#### WHAT THE EXERCISE ASKS:
Without the pictures, set down every line of the data exactly.

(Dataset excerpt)
==*==

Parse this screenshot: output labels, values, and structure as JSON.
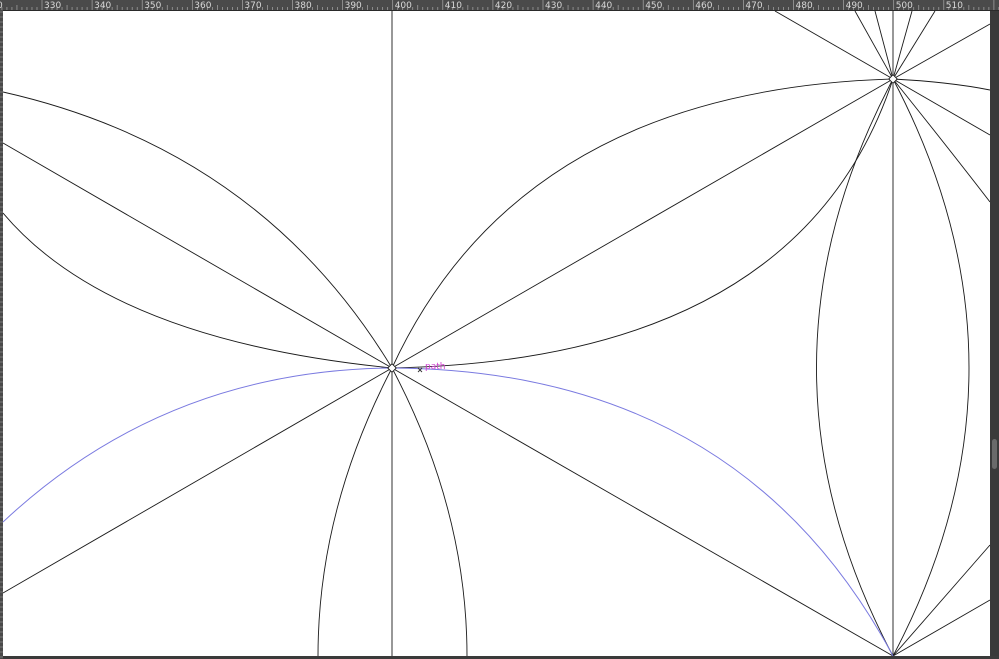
{
  "ruler": {
    "units": "px",
    "ticks": [
      "330",
      "340",
      "350",
      "360",
      "370",
      "380",
      "390",
      "400",
      "410",
      "420",
      "430",
      "440",
      "450",
      "460",
      "470",
      "480",
      "490",
      "500",
      "510"
    ],
    "partial_left_tick": "0"
  },
  "canvas": {
    "snap_label": "path",
    "background": "#ffffff",
    "line_color": "#1a1a1a",
    "highlight_color": "#7a7ae0",
    "label_color": "#d040d0"
  },
  "icons": {
    "snap_cursor": "cross-icon",
    "node": "node-icon"
  }
}
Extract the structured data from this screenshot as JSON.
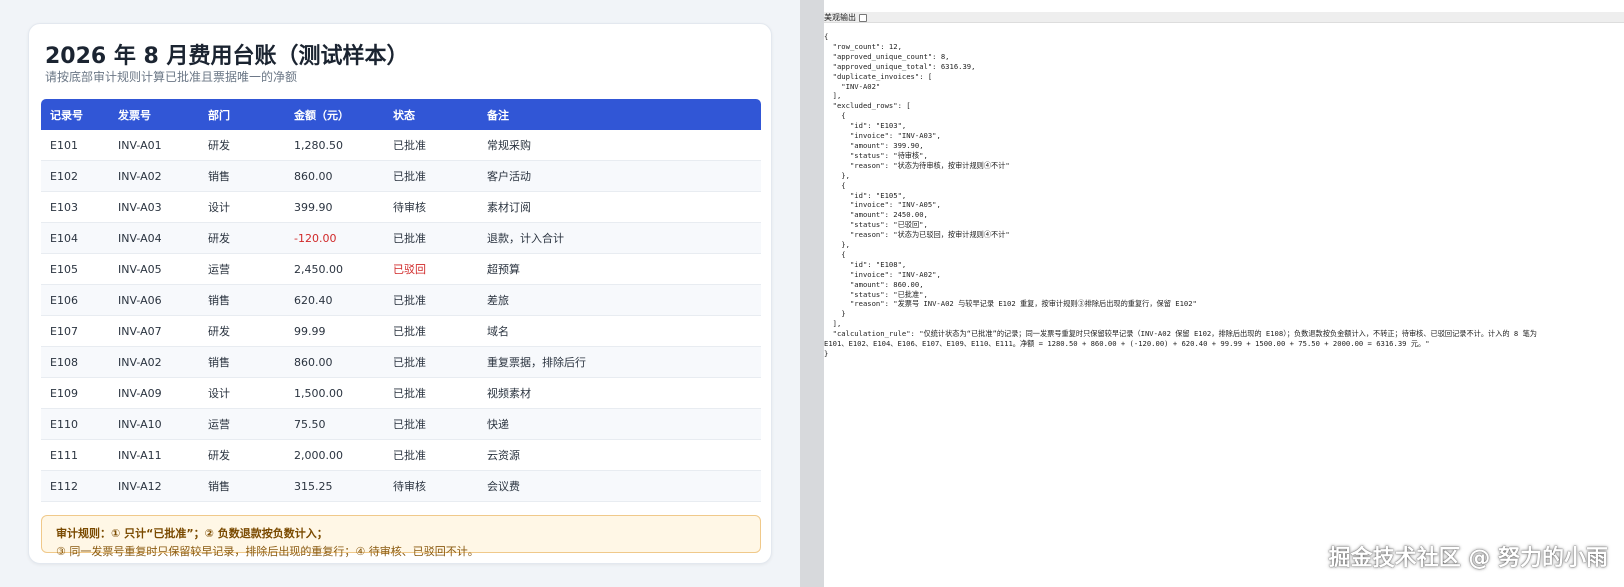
{
  "left": {
    "title": "2026 年 8 月费用台账（测试样本）",
    "subtitle": "请按底部审计规则计算已批准且票据唯一的净额",
    "columns": [
      "记录号",
      "发票号",
      "部门",
      "金额（元）",
      "状态",
      "备注"
    ],
    "rows": [
      {
        "id": "E101",
        "invoice": "INV-A01",
        "dept": "研发",
        "amount": "1,280.50",
        "status": "已批准",
        "note": "常规采购"
      },
      {
        "id": "E102",
        "invoice": "INV-A02",
        "dept": "销售",
        "amount": "860.00",
        "status": "已批准",
        "note": "客户活动"
      },
      {
        "id": "E103",
        "invoice": "INV-A03",
        "dept": "设计",
        "amount": "399.90",
        "status": "待审核",
        "note": "素材订阅"
      },
      {
        "id": "E104",
        "invoice": "INV-A04",
        "dept": "研发",
        "amount": "-120.00",
        "status": "已批准",
        "note": "退款，计入合计"
      },
      {
        "id": "E105",
        "invoice": "INV-A05",
        "dept": "运营",
        "amount": "2,450.00",
        "status": "已驳回",
        "note": "超预算"
      },
      {
        "id": "E106",
        "invoice": "INV-A06",
        "dept": "销售",
        "amount": "620.40",
        "status": "已批准",
        "note": "差旅"
      },
      {
        "id": "E107",
        "invoice": "INV-A07",
        "dept": "研发",
        "amount": "99.99",
        "status": "已批准",
        "note": "域名"
      },
      {
        "id": "E108",
        "invoice": "INV-A02",
        "dept": "销售",
        "amount": "860.00",
        "status": "已批准",
        "note": "重复票据，排除后行"
      },
      {
        "id": "E109",
        "invoice": "INV-A09",
        "dept": "设计",
        "amount": "1,500.00",
        "status": "已批准",
        "note": "视频素材"
      },
      {
        "id": "E110",
        "invoice": "INV-A10",
        "dept": "运营",
        "amount": "75.50",
        "status": "已批准",
        "note": "快递"
      },
      {
        "id": "E111",
        "invoice": "INV-A11",
        "dept": "研发",
        "amount": "2,000.00",
        "status": "已批准",
        "note": "云资源"
      },
      {
        "id": "E112",
        "invoice": "INV-A12",
        "dept": "销售",
        "amount": "315.25",
        "status": "待审核",
        "note": "会议费"
      }
    ],
    "rule_line1": "审计规则：① 只计“已批准”；② 负数退款按负数计入；",
    "rule_line2": "③ 同一发票号重复时只保留较早记录，排除后出现的重复行；④ 待审核、已驳回不计。"
  },
  "right": {
    "pretty_label": "美观输出",
    "json_text": "{\n  \"row_count\": 12,\n  \"approved_unique_count\": 8,\n  \"approved_unique_total\": 6316.39,\n  \"duplicate_invoices\": [\n    \"INV-A02\"\n  ],\n  \"excluded_rows\": [\n    {\n      \"id\": \"E103\",\n      \"invoice\": \"INV-A03\",\n      \"amount\": 399.90,\n      \"status\": \"待审核\",\n      \"reason\": \"状态为待审核，按审计规则④不计\"\n    },\n    {\n      \"id\": \"E105\",\n      \"invoice\": \"INV-A05\",\n      \"amount\": 2450.00,\n      \"status\": \"已驳回\",\n      \"reason\": \"状态为已驳回，按审计规则④不计\"\n    },\n    {\n      \"id\": \"E108\",\n      \"invoice\": \"INV-A02\",\n      \"amount\": 860.00,\n      \"status\": \"已批准\",\n      \"reason\": \"发票号 INV-A02 与较早记录 E102 重复，按审计规则③排除后出现的重复行，保留 E102\"\n    }\n  ],\n  \"calculation_rule\": \"仅统计状态为“已批准”的记录；同一发票号重复时只保留较早记录（INV-A02 保留 E102，排除后出现的 E108）；负数退款按负金额计入，不转正；待审核、已驳回记录不计。计入的 8 笔为\nE101、E102、E104、E106、E107、E109、E110、E111。净额 = 1280.50 + 860.00 + (-120.00) + 620.40 + 99.99 + 1500.00 + 75.50 + 2000.00 = 6316.39 元。\"\n}"
  },
  "watermark": "掘金技术社区 @ 努力的小雨",
  "colors": {
    "header_blue": "#3156d6",
    "negative_red": "#d12a2a",
    "rule_bg": "#fff7e6"
  }
}
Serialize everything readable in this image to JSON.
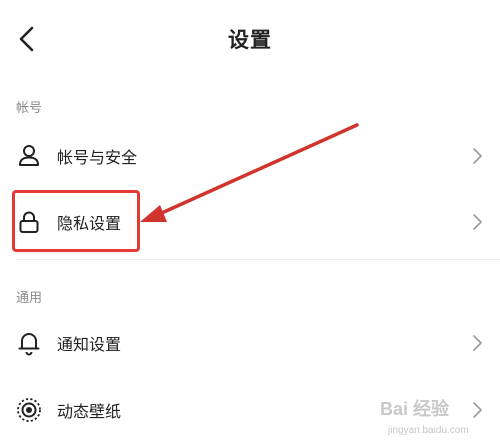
{
  "header": {
    "title": "设置"
  },
  "sections": [
    {
      "label": "帐号"
    },
    {
      "label": "通用"
    }
  ],
  "rows": {
    "account_security": {
      "label": "帐号与安全",
      "icon": "user-icon"
    },
    "privacy": {
      "label": "隐私设置",
      "icon": "lock-icon"
    },
    "notification": {
      "label": "通知设置",
      "icon": "bell-icon"
    },
    "live_wallpaper": {
      "label": "动态壁纸",
      "icon": "wallpaper-icon"
    }
  },
  "annotation": {
    "color": "#e53935"
  },
  "watermark": {
    "main": "Bai 经验",
    "sub": "jingyan.baidu.com"
  }
}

==*==

#### IN RESPONSE:
Parse this screenshot: output labels, values, and structure as JSON.
{
  "ruler": {
    "units": "px",
    "ticks": [
      "330",
      "340",
      "350",
      "360",
      "370",
      "380",
      "390",
      "400",
      "410",
      "420",
      "430",
      "440",
      "450",
      "460",
      "470",
      "480",
      "490",
      "500",
      "510"
    ],
    "partial_left_tick": "0"
  },
  "canvas": {
    "snap_label": "path",
    "background": "#ffffff",
    "line_color": "#1a1a1a",
    "highlight_color": "#7a7ae0",
    "label_color": "#d040d0"
  },
  "icons": {
    "snap_cursor": "cross-icon",
    "node": "node-icon"
  }
}
Extract the structured data from this screenshot as JSON.
{
  "left": {
    "title": "2026 年 8 月费用台账（测试样本）",
    "subtitle": "请按底部审计规则计算已批准且票据唯一的净额",
    "columns": [
      "记录号",
      "发票号",
      "部门",
      "金额（元）",
      "状态",
      "备注"
    ],
    "rows": [
      {
        "id": "E101",
        "invoice": "INV-A01",
        "dept": "研发",
        "amount": "1,280.50",
        "status": "已批准",
        "note": "常规采购"
      },
      {
        "id": "E102",
        "invoice": "INV-A02",
        "dept": "销售",
        "amount": "860.00",
        "status": "已批准",
        "note": "客户活动"
      },
      {
        "id": "E103",
        "invoice": "INV-A03",
        "dept": "设计",
        "amount": "399.90",
        "status": "待审核",
        "note": "素材订阅"
      },
      {
        "id": "E104",
        "invoice": "INV-A04",
        "dept": "研发",
        "amount": "-120.00",
        "status": "已批准",
        "note": "退款，计入合计"
      },
      {
        "id": "E105",
        "invoice": "INV-A05",
        "dept": "运营",
        "amount": "2,450.00",
        "status": "已驳回",
        "note": "超预算"
      },
      {
        "id": "E106",
        "invoice": "INV-A06",
        "dept": "销售",
        "amount": "620.40",
        "status": "已批准",
        "note": "差旅"
      },
      {
        "id": "E107",
        "invoice": "INV-A07",
        "dept": "研发",
        "amount": "99.99",
        "status": "已批准",
        "note": "域名"
      },
      {
        "id": "E108",
        "invoice": "INV-A02",
        "dept": "销售",
        "amount": "860.00",
        "status": "已批准",
        "note": "重复票据，排除后行"
      },
      {
        "id": "E109",
        "invoice": "INV-A09",
        "dept": "设计",
        "amount": "1,500.00",
        "status": "已批准",
        "note": "视频素材"
      },
      {
        "id": "E110",
        "invoice": "INV-A10",
        "dept": "运营",
        "amount": "75.50",
        "status": "已批准",
        "note": "快递"
      },
      {
        "id": "E111",
        "invoice": "INV-A11",
        "dept": "研发",
        "amount": "2,000.00",
        "status": "已批准",
        "note": "云资源"
      },
      {
        "id": "E112",
        "invoice": "INV-A12",
        "dept": "销售",
        "amount": "315.25",
        "status": "待审核",
        "note": "会议费"
      }
    ],
    "rule_line1": "审计规则：① 只计“已批准”；② 负数退款按负数计入；",
    "rule_line2": "③ 同一发票号重复时只保留较早记录，排除后出现的重复行；④ 待审核、已驳回不计。"
  },
  "right": {
    "pretty_label": "美观输出",
    "json_text": "{\n  \"row_count\": 12,\n  \"approved_unique_count\": 8,\n  \"approved_unique_total\": 6316.39,\n  \"duplicate_invoices\": [\n    \"INV-A02\"\n  ],\n  \"excluded_rows\": [\n    {\n      \"id\": \"E103\",\n      \"invoice\": \"INV-A03\",\n      \"amount\": 399.90,\n      \"status\": \"待审核\",\n      \"reason\": \"状态为待审核，按审计规则④不计\"\n    },\n    {\n      \"id\": \"E105\",\n      \"invoice\": \"INV-A05\",\n      \"amount\": 2450.00,\n      \"status\": \"已驳回\",\n      \"reason\": \"状态为已驳回，按审计规则④不计\"\n    },\n    {\n      \"id\": \"E108\",\n      \"invoice\": \"INV-A02\",\n      \"amount\": 860.00,\n      \"status\": \"已批准\",\n      \"reason\": \"发票号 INV-A02 与较早记录 E102 重复，按审计规则③排除后出现的重复行，保留 E102\"\n    }\n  ],\n  \"calculation_rule\": \"仅统计状态为“已批准”的记录；同一发票号重复时只保留较早记录（INV-A02 保留 E102，排除后出现的 E108）；负数退款按负金额计入，不转正；待审核、已驳回记录不计。计入的 8 笔为\nE101、E102、E104、E106、E107、E109、E110、E111。净额 = 1280.50 + 860.00 + (-120.00) + 620.40 + 99.99 + 1500.00 + 75.50 + 2000.00 = 6316.39 元。\"\n}"
  },
  "watermark": "掘金技术社区 @ 努力的小雨",
  "colors": {
    "header_blue": "#3156d6",
    "negative_red": "#d12a2a",
    "rule_bg": "#fff7e6"
  }
}
Serialize everything readable in this image to JSON.
{
  "header": {
    "title": "设置"
  },
  "sections": [
    {
      "label": "帐号"
    },
    {
      "label": "通用"
    }
  ],
  "rows": {
    "account_security": {
      "label": "帐号与安全",
      "icon": "user-icon"
    },
    "privacy": {
      "label": "隐私设置",
      "icon": "lock-icon"
    },
    "notification": {
      "label": "通知设置",
      "icon": "bell-icon"
    },
    "live_wallpaper": {
      "label": "动态壁纸",
      "icon": "wallpaper-icon"
    }
  },
  "annotation": {
    "color": "#e53935"
  },
  "watermark": {
    "main": "Bai 经验",
    "sub": "jingyan.baidu.com"
  }
}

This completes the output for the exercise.